Given exercise:
The listing below should be copied in full, word for word.

Saved entries
□ □ □ □ □ □ □

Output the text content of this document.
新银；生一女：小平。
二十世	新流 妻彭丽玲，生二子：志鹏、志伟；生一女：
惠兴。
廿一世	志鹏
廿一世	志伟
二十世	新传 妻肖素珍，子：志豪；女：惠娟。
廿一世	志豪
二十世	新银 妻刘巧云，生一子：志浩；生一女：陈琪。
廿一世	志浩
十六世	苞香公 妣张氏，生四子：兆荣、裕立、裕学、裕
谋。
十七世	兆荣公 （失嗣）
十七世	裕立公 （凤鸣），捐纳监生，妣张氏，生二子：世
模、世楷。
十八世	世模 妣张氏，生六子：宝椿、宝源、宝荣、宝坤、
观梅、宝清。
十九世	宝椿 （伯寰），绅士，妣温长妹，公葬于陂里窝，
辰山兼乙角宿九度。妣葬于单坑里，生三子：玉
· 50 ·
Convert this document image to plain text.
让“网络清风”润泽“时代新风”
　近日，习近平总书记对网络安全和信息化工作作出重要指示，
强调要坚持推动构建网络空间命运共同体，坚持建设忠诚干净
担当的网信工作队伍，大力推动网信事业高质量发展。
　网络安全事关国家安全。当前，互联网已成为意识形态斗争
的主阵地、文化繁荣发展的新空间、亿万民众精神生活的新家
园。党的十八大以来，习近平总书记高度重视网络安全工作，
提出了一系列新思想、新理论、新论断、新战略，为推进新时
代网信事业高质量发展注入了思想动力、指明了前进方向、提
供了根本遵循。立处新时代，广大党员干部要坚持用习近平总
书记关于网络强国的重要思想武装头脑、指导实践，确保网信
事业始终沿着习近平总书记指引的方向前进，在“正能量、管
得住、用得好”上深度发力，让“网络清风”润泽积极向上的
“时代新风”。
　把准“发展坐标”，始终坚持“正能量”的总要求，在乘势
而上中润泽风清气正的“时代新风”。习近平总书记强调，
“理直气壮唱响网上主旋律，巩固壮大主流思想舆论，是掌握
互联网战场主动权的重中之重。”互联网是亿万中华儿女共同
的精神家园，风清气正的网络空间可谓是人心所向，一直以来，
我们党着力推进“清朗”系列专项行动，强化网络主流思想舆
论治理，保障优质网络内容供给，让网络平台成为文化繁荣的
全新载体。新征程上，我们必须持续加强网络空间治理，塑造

□ □ □ □ □ □ □

Solution to this exercise:
Output the text content of this document.
新银；生一女：小平。
二十世	新流 妻彭丽玲，生二子：志鹏、志伟；生一女：
惠兴。
廿一世	志鹏
廿一世	志伟
二十世	新传 妻肖素珍，子：志豪；女：惠娟。
廿一世	志豪
二十世	新银 妻刘巧云，生一子：志浩；生一女：陈琪。
廿一世	志浩
十六世	苞香公 妣张氏，生四子：兆荣、裕立、裕学、裕
谋。
十七世	兆荣公 （失嗣）
十七世	裕立公 （凤鸣），捐纳监生，妣张氏，生二子：世
模、世楷。
十八世	世模 妣张氏，生六子：宝椿、宝源、宝荣、宝坤、
观梅、宝清。
十九世	宝椿 （伯寰），绅士，妣温长妹，公葬于陂里窝，
辰山兼乙角宿九度。妣葬于单坑里，生三子：玉
· 50 ·
Convert this document image to plain text.
让“网络清风”润泽“时代新风”
　近日，习近平总书记对网络安全和信息化工作作出重要指示，
强调要坚持推动构建网络空间命运共同体，坚持建设忠诚干净
担当的网信工作队伍，大力推动网信事业高质量发展。
　网络安全事关国家安全。当前，互联网已成为意识形态斗争
的主阵地、文化繁荣发展的新空间、亿万民众精神生活的新家
园。党的十八大以来，习近平总书记高度重视网络安全工作，
提出了一系列新思想、新理论、新论断、新战略，为推进新时
代网信事业高质量发展注入了思想动力、指明了前进方向、提
供了根本遵循。立处新时代，广大党员干部要坚持用习近平总
书记关于网络强国的重要思想武装头脑、指导实践，确保网信
事业始终沿着习近平总书记指引的方向前进，在“正能量、管
得住、用得好”上深度发力，让“网络清风”润泽积极向上的
“时代新风”。
　把准“发展坐标”，始终坚持“正能量”的总要求，在乘势
而上中润泽风清气正的“时代新风”。习近平总书记强调，
“理直气壮唱响网上主旋律，巩固壮大主流思想舆论，是掌握
互联网战场主动权的重中之重。”互联网是亿万中华儿女共同
的精神家园，风清气正的网络空间可谓是人心所向，一直以来，
我们党着力推进“清朗”系列专项行动，强化网络主流思想舆
论治理，保障优质网络内容供给，让网络平台成为文化繁荣的
全新载体。新征程上，我们必须持续加强网络空间治理，塑造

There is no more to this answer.